▶ **ЗАДАНИЕ**
Можете подхватить отрывок о романе Синявского «Спокойной ночи» и продолжить его сразу после последнего предложения?

▶ **ФРАГМЕНТ ДОКУМЕНТА**
_ _ _ _ _
И на отца и сына, во всем — от внешности до судьбы, — повторяющего отца и передающего то и другое, как по эстафете, уже своему сыну. Множатся смыслы и голоса: роман становится полифоническим, полисемическим, полижанровым. И гомерически смешным.
«Спокойной ночи» — страшно смешная книга о страшно несмешном времени. Какой главный жанр любой несмешной эпохи? Конечно, абсурд — в этом легко убедиться, вспомнив хотя бы пару-тройку недавних новостных заголовков, ну, например: «В Государственном Дарвиновском музее откроется временный пункт мобилизации», или «В Карельском селе не смогли никого мобилизовать, потому что мужчины ушли в лес за клюквой», или — в уездном городе N юбилей местного филологического факультета прошел под названием «Архипелаг Филфак». Вот и Синявский делает абсурд, при всей полижанровости романа, стержнем повествования и то и дело перебивает основной текст вставками вроде феерии «Зеркало»:
«Я. Ну Идашкина я писателем не считаю…
Он [следователь. — В. А.] (с ехидством). А Чехова? Чехова вы считаете писателем?..
Я. Чехова? При чем тут?.. К Чехову я вообще…
Он. Вот именно — вообще! Вы к Чехову вообще отрицательно настроены. Это что у вас давно началось? Классовая ненависть? Личная зависть? Или, может быть, влияние зарубежных радиостанций?.. Признайтесь, Андрей Донатович! Вам сразу станет легче. Я уверяю вас, вам сразу станет легче.
Я. Да я вашего Чехова… Всегда с почтением — Чехов, «Дядя Ваня»…
Он. Вот видите — «вашего Чехова»! Значит, «наш» Чехов — уже не ваш? «Наши» и «ваши»? Нечего сказать! Ну и змею, извините за резкое выражение, вырастили в Институте мировой литературы».
Смеются в романе все: смеются чекисты — это у них профессиональное, смеются в зале суда арестанты, не веря услышанному приговору, смеется Терц, смеется над самим собой Синявский. Стоит оглушительный хохот — не тот, двуличный, который не спасает от расчеловечивания, а открытый, исступленный — единственное, видимо, средство, позволяющее не сойти с ума и уравнивающее власть с подданными, чекистов с зэками. Хотя нет, как настаивает в конце книги Синявский, не единственное: еще сон.
_ _ _ _ _
▶ **ПОКАЗАННЫЕ ЗАПИСИ**
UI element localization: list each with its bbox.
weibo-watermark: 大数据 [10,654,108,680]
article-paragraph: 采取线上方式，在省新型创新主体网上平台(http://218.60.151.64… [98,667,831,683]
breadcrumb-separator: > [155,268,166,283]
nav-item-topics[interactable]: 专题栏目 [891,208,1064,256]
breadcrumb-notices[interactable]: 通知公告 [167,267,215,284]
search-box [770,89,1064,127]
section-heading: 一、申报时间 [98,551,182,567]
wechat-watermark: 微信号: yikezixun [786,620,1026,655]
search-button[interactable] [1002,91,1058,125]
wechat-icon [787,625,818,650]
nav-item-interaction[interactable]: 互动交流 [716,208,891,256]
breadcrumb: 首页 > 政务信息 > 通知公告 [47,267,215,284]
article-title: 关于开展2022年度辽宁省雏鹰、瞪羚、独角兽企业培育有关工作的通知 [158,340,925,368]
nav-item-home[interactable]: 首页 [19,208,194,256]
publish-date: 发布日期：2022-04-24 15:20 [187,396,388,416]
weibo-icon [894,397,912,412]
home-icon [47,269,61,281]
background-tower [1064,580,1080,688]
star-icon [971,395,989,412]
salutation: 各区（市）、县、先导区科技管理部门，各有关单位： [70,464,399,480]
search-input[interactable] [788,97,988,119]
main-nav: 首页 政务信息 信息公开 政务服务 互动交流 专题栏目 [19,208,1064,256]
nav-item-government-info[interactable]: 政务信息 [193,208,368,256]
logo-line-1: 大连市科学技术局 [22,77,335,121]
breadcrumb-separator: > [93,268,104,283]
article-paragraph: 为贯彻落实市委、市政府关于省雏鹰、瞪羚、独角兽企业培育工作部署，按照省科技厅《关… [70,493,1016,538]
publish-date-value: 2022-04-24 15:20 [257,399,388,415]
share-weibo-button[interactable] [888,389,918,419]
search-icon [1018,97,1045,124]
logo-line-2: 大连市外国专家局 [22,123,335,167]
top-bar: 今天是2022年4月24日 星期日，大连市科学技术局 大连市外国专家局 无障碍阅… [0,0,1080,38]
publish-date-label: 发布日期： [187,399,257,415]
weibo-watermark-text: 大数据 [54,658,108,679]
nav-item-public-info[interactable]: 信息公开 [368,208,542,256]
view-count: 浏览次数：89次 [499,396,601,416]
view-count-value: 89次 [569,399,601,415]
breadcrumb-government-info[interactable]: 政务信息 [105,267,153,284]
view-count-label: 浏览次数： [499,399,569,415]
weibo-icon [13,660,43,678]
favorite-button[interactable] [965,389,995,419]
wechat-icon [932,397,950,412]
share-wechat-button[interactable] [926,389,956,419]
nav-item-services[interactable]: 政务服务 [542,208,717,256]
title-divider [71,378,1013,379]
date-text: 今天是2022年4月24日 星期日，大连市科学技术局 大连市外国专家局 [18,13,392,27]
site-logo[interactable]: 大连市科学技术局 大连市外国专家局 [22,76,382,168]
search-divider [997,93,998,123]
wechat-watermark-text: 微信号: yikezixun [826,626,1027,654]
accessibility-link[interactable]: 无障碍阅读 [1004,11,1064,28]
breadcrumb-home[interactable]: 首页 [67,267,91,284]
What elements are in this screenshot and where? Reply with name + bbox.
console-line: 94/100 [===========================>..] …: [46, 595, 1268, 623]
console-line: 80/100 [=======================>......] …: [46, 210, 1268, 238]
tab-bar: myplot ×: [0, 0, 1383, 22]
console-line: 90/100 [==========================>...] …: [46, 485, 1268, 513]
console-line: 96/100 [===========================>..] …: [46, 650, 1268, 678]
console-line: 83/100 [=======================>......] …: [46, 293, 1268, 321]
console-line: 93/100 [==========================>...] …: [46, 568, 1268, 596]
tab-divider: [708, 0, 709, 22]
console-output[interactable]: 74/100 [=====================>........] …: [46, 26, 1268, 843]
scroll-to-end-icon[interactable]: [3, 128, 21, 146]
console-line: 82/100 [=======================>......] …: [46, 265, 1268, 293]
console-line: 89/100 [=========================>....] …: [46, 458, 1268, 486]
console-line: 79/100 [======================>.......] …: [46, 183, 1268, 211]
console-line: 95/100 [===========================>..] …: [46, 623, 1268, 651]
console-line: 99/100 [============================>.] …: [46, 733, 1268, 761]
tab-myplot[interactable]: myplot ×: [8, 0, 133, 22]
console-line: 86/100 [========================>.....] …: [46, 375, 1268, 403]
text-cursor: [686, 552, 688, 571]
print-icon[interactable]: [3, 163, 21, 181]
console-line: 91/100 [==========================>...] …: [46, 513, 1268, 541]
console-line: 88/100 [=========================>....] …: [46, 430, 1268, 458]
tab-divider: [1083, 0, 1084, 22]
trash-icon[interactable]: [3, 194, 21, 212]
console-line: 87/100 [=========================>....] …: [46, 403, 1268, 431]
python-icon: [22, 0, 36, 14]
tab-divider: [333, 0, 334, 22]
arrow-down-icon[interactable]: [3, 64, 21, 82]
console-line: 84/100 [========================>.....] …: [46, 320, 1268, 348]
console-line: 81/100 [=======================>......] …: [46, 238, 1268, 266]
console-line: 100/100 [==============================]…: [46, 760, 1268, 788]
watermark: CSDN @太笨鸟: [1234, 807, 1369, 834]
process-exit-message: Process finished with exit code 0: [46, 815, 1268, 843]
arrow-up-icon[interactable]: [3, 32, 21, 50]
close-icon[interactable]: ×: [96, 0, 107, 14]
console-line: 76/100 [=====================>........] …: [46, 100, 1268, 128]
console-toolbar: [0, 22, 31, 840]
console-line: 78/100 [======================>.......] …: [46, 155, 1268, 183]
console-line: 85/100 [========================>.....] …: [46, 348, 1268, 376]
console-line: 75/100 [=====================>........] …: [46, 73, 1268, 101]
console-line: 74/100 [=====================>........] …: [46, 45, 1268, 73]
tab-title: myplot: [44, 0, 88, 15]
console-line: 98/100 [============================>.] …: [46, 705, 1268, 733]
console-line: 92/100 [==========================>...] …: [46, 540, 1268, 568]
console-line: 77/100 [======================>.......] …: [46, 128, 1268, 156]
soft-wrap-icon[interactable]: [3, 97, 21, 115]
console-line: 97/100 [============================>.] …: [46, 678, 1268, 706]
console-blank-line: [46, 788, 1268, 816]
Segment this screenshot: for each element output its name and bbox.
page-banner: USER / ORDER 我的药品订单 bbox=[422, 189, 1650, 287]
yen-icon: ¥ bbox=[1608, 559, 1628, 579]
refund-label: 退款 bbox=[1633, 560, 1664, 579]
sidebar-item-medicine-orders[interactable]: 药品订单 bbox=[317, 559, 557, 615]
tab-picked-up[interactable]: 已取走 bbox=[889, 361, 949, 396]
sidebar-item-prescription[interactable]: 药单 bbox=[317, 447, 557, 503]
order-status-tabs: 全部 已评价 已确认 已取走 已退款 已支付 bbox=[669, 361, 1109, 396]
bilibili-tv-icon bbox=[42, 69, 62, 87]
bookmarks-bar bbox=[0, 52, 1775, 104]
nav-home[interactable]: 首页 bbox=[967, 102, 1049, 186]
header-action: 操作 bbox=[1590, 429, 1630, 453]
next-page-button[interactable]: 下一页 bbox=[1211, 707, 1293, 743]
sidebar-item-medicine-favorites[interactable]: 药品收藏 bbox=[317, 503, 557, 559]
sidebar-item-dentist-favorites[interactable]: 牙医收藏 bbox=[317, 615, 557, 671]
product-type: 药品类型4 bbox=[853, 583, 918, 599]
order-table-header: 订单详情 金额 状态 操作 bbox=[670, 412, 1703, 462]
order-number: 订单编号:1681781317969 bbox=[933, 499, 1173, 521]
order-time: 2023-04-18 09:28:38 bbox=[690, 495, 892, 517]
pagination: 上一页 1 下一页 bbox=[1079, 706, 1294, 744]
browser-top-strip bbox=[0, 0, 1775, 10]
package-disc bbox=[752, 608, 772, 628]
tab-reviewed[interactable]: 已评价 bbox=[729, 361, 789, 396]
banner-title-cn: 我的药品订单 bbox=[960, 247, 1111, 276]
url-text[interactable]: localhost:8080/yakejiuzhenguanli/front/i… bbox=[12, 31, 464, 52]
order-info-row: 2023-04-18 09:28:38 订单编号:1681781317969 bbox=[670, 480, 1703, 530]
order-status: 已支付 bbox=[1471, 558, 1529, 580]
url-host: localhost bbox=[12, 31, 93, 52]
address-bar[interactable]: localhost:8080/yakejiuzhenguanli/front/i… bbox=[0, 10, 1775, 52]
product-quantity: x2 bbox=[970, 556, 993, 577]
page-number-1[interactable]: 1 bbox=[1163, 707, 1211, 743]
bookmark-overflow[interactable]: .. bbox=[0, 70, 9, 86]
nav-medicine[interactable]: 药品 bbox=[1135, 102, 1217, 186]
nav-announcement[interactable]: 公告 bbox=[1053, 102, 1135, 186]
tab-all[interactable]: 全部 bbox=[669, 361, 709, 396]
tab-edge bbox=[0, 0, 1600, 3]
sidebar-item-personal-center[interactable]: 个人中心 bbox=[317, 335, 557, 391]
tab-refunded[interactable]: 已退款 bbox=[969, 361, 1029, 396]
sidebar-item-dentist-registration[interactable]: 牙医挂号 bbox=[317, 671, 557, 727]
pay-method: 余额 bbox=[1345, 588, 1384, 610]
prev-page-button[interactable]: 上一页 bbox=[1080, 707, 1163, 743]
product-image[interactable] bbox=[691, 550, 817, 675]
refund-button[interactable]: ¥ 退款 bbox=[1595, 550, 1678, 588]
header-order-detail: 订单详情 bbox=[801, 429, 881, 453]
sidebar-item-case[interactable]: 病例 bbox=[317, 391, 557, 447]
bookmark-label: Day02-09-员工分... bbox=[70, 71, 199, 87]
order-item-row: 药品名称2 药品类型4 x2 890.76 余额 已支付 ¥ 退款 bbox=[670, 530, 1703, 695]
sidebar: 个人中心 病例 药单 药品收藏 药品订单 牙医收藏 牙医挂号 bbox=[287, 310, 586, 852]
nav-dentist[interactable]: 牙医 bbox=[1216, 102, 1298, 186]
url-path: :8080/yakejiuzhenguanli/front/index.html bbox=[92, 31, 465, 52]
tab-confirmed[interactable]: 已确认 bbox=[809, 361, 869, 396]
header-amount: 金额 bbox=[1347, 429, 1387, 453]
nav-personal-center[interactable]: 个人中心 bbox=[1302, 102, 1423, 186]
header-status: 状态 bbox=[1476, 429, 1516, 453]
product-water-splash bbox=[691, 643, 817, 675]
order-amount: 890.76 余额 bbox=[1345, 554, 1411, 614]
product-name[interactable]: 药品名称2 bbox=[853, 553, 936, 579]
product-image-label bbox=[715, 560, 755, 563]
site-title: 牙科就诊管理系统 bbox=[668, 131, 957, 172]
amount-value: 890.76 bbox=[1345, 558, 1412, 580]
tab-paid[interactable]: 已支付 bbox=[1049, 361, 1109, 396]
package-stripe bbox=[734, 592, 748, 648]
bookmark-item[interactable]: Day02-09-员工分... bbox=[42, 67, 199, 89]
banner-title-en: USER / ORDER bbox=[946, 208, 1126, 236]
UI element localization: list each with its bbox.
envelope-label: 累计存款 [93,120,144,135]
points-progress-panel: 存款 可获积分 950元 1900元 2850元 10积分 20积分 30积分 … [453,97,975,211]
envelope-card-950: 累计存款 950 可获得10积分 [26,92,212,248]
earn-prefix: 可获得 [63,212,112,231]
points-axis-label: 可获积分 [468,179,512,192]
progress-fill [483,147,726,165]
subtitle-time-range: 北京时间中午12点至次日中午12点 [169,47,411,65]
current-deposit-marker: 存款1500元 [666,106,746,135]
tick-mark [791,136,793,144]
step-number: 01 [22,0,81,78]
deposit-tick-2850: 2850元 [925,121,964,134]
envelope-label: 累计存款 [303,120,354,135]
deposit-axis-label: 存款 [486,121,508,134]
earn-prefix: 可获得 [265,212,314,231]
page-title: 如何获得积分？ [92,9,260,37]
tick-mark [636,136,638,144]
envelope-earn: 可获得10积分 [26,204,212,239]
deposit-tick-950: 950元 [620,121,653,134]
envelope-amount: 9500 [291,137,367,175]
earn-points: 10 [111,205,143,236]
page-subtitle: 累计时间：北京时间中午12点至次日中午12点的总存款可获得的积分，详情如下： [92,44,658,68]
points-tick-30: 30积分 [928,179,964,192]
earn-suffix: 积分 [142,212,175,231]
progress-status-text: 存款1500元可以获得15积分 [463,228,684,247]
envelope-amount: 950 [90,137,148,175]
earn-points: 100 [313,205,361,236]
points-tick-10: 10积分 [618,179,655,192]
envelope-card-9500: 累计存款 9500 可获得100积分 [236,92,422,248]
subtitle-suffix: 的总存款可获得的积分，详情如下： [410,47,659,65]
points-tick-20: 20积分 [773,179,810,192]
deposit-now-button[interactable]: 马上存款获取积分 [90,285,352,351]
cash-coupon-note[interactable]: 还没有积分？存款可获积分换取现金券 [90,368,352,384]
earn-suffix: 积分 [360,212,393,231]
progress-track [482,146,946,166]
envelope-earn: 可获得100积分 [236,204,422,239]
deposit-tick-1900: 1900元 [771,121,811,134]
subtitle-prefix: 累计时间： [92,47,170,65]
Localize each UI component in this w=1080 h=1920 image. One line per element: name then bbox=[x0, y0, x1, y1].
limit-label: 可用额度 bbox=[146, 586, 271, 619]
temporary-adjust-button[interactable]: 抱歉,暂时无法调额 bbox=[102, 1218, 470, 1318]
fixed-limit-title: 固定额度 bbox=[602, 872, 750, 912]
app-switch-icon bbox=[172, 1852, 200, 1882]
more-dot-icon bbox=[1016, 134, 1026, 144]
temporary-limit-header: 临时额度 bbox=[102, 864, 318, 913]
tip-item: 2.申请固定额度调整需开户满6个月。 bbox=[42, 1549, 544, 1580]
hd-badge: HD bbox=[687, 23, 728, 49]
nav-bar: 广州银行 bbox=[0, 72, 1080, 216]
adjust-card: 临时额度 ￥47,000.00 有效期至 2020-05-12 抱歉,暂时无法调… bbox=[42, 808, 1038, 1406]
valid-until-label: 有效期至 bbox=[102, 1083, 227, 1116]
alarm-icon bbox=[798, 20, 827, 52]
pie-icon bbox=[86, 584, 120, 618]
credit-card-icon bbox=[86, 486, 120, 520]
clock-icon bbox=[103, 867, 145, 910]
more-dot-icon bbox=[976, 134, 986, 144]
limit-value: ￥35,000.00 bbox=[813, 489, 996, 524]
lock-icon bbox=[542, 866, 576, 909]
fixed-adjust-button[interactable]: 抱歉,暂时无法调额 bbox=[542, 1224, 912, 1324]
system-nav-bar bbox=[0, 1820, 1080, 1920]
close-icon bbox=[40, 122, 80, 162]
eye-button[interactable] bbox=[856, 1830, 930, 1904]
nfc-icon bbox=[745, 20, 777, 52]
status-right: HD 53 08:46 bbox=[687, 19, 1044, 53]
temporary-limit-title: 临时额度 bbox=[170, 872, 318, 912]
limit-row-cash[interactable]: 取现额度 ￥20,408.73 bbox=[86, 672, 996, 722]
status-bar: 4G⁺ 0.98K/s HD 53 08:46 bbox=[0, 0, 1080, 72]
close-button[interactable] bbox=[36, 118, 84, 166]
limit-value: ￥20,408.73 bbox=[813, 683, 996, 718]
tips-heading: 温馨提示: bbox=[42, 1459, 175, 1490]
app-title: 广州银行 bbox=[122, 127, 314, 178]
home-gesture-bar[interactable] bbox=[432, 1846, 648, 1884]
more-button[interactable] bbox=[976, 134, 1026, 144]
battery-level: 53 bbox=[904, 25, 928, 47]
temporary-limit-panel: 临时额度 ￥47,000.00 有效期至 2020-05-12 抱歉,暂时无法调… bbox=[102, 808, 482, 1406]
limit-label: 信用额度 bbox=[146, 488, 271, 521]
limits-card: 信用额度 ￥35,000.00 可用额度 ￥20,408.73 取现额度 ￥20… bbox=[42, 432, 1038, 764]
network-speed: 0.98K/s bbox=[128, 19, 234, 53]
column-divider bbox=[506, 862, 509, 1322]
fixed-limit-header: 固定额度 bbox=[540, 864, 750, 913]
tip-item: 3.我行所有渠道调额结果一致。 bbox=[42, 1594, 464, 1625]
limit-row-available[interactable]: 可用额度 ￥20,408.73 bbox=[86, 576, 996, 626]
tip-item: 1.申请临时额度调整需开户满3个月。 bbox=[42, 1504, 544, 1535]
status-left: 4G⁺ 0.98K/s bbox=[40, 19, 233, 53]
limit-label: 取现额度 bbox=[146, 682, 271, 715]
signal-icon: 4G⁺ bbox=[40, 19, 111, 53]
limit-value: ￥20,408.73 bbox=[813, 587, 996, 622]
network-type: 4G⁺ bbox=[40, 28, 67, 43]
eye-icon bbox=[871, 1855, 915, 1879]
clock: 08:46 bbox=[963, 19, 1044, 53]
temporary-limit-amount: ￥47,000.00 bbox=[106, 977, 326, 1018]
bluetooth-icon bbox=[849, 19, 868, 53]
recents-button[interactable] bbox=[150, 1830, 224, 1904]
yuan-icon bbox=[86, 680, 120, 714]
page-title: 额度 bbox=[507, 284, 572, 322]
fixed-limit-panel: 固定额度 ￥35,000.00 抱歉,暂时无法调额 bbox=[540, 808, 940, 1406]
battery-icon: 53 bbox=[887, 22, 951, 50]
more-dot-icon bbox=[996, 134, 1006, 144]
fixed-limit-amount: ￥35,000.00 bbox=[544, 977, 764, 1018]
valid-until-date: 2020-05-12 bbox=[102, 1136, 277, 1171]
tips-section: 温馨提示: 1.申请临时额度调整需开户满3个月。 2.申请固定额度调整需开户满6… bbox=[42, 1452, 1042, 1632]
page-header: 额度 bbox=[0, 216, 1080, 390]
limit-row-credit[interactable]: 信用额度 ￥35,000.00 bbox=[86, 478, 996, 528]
_ _ _ _ _
▶ **ОТВЕТ**
И смех, и сон помогают расколовшейся под весом власти личности достичь главной ее цели. Какой? Конечно, собраться воедино. Как? Да вот так — написанием книги. Весь роман — это, по сути, сплошной поиск утраченной самоидентификации: «Спросят когда-нибудь: кто ты? кем был? как звать?.. Из гроба прошелестю: пи-пи-пи-пи-писатель… Дайте мне бумажку, я чего-нибудь сочиню!..» Писатель — и только он. Это на случай, если больше нет определенного места жительства, имени, национальности и особых перспектив. А текст — это убежище, внутренняя эмиграция или, по Синявскому, лес, где есть множество тайных тропок, где точно не найдут. Не зря ведь советские интеллигенты так любили походы — в лингвистические экспедиции, в горы, в самую глушь, куда-нибудь, где нет прослушки, где, может, и не слышали никогда ни о какой советской власти и где можно быть цельным. Куда угодно — в смех, в текст, «за клюквой».
Цитата
«Боже, какое здесь сказочное царство! Не оторваться — смотреть и смотреть. Общение? С кем? С человеком? С читателями? Не верю. На любом слове поймают и докажут, что все не так. Я их знаю! Единственное прибежище — текст. Не слишком густой, не очень реденький… Но хода назад, помни, назад из текста, не будет. Мы — в лесу.
Еще тоже важно успеть сказать: когда пишешь, нельзя думать. Нужно выключить себя. Когда пишешь — теряешься, плутаешь, но главное — забываешь себя и живешь, ни о чем не думая. И как это прекрасно! Тебя нет, наконец, ты — умер. Один — лес. И мы уходим в лес. Уходим в текст.
Поэтому самое важное, чтобы в книге, которую пишешь, была таинственность. Для автора, для тебя. Она-то и побуждает, она-то и тянет уходить и тихо делать свое невидимое дело. Вот и все, что нам надо. А что станут говорить, спорить: «Это он все придумал, и так не бывает», — уже и не важно.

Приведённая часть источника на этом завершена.